### What the task asks
Search the listing below for the string "اتصلت" and copy every line where it occurs.

▼

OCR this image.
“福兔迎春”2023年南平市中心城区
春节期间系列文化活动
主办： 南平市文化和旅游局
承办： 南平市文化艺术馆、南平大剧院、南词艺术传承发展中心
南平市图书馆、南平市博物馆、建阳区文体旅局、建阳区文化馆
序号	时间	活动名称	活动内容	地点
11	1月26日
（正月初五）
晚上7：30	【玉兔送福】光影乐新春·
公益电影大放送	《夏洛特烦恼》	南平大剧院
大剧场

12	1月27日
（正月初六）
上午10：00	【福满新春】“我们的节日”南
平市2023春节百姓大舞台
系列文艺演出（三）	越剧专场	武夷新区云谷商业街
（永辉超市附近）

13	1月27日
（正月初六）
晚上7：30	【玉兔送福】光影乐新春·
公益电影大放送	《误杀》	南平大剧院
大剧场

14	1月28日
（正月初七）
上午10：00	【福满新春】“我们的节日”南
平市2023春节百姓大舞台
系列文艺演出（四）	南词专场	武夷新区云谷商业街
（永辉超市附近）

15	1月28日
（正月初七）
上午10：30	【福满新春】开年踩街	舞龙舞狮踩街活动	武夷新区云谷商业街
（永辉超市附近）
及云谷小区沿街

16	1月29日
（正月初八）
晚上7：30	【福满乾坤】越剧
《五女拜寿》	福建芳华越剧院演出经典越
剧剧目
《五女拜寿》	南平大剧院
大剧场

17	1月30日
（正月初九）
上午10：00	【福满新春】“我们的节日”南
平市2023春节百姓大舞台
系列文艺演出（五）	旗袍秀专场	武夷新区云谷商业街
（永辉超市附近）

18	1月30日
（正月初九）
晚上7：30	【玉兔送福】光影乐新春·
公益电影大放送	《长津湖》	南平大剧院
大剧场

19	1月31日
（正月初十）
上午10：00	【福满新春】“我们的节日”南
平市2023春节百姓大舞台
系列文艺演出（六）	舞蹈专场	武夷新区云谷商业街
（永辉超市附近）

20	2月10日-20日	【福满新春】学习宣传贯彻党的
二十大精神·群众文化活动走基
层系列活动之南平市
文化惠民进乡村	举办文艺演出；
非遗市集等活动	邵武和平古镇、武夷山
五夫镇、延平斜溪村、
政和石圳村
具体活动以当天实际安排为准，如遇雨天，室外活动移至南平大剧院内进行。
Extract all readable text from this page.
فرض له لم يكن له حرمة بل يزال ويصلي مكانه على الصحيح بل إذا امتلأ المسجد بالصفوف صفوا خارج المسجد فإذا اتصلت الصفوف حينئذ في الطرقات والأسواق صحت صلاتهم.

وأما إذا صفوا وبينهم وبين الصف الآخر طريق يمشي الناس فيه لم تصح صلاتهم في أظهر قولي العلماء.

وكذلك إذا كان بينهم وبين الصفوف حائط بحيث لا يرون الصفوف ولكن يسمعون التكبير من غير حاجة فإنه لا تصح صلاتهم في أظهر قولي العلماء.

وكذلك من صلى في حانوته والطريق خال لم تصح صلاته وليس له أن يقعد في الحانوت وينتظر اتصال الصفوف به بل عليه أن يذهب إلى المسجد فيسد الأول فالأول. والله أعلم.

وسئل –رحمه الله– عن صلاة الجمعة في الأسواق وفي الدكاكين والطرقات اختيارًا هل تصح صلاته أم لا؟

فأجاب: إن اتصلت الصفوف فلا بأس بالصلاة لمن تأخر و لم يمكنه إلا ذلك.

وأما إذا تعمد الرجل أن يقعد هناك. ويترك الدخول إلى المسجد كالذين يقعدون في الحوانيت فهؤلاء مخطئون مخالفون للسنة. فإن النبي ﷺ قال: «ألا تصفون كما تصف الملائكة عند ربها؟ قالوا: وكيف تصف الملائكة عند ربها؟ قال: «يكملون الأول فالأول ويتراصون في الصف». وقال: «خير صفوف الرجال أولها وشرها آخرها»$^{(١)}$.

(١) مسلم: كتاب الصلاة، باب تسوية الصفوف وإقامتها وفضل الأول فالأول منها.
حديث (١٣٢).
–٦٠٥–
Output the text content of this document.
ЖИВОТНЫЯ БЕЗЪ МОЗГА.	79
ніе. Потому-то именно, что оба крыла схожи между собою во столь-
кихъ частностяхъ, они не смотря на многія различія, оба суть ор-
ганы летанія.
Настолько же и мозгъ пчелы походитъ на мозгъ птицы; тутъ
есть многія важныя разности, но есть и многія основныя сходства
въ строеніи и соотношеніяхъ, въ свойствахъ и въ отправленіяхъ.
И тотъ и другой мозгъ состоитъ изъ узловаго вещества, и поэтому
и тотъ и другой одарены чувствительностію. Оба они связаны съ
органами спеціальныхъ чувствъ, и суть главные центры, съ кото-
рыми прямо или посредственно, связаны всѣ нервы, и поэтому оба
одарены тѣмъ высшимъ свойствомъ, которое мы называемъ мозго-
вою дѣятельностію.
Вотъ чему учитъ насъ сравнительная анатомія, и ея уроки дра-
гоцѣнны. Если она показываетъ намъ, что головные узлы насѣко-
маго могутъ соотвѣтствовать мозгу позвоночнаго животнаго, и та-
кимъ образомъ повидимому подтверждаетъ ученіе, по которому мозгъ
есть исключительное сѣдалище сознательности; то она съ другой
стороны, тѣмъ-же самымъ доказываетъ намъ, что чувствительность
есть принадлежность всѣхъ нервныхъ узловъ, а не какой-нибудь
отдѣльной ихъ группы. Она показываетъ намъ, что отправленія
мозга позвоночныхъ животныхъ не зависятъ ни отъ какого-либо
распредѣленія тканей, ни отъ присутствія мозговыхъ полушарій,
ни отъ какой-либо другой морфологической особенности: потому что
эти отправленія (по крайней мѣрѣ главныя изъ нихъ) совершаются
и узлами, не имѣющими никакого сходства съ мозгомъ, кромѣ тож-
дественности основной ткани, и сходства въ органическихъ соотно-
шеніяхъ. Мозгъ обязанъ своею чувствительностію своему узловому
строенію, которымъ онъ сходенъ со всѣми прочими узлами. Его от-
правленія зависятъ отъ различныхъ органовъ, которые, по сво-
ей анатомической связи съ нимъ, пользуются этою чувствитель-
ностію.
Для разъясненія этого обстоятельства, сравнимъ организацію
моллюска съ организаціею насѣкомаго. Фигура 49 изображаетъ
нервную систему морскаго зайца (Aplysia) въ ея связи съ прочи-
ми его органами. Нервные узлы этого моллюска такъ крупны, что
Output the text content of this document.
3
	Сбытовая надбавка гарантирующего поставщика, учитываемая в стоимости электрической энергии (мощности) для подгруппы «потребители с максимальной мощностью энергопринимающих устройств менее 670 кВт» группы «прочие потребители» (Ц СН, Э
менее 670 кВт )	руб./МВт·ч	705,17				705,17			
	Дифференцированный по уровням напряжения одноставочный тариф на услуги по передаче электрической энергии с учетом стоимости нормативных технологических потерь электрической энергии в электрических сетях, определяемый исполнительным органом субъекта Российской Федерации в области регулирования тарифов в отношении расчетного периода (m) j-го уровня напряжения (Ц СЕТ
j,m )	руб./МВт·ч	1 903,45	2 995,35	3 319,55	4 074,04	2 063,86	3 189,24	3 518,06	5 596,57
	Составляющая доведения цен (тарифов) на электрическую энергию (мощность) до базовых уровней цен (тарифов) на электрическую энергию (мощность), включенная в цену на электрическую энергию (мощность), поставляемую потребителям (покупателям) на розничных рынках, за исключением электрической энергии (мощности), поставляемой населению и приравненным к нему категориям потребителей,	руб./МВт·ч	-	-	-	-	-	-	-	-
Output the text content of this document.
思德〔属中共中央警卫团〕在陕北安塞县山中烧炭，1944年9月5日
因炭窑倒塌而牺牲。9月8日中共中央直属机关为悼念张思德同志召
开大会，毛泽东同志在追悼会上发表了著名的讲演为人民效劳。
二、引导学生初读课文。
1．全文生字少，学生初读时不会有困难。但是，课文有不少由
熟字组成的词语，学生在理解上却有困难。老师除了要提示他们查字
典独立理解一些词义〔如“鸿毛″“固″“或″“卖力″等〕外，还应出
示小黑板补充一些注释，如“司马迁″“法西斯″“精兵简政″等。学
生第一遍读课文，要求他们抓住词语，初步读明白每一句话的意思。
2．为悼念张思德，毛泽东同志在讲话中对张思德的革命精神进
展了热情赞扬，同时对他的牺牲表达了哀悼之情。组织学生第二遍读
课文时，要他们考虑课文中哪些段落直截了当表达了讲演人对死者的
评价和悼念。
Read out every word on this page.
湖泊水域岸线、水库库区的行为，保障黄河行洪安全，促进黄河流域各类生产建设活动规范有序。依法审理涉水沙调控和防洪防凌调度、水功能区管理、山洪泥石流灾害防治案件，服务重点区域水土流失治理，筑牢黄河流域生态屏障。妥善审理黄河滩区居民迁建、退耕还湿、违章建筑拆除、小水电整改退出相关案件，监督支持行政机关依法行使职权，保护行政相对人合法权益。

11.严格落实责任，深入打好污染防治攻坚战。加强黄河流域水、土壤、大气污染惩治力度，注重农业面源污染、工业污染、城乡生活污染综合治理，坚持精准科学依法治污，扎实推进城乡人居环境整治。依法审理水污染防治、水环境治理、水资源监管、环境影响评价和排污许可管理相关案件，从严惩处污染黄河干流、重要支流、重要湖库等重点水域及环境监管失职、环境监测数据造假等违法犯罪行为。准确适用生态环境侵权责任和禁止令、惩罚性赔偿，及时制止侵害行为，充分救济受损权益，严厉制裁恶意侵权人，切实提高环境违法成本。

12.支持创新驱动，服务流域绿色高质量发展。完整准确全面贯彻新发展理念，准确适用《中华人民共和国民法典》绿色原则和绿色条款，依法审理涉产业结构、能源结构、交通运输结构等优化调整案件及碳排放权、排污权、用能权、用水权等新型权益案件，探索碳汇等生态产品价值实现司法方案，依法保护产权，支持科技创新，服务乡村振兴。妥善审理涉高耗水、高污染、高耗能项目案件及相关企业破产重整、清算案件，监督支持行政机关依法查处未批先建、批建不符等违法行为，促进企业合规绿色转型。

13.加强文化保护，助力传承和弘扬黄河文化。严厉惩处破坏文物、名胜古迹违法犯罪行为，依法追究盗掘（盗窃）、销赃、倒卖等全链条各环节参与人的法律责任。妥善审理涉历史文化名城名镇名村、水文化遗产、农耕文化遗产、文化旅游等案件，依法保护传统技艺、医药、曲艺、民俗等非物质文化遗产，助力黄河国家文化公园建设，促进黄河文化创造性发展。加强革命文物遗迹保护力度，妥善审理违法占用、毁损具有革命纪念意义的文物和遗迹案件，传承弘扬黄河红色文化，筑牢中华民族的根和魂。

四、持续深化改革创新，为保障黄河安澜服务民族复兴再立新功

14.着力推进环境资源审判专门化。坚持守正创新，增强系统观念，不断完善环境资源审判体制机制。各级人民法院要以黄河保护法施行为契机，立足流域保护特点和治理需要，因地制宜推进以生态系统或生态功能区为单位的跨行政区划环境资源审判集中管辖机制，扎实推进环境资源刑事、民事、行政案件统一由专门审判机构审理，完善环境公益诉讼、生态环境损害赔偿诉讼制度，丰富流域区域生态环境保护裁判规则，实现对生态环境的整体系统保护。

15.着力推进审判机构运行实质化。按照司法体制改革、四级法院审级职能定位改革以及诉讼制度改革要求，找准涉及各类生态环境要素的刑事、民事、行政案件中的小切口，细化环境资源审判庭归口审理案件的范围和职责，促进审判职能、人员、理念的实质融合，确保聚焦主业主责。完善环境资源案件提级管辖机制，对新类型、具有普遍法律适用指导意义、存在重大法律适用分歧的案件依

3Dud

▲

### Full answer
فرض له لم يكن له حرمة بل يزال ويصلي مكانه على الصحيح بل إذا امتلأ المسجد بالصفوف صفوا خارج المسجد فإذا اتصلت الصفوف حينئذ في الطرقات والأسواق صحت صلاتهم.
فأجاب: إن اتصلت الصفوف فلا بأس بالصلاة لمن تأخر و لم يمكنه إلا ذلك.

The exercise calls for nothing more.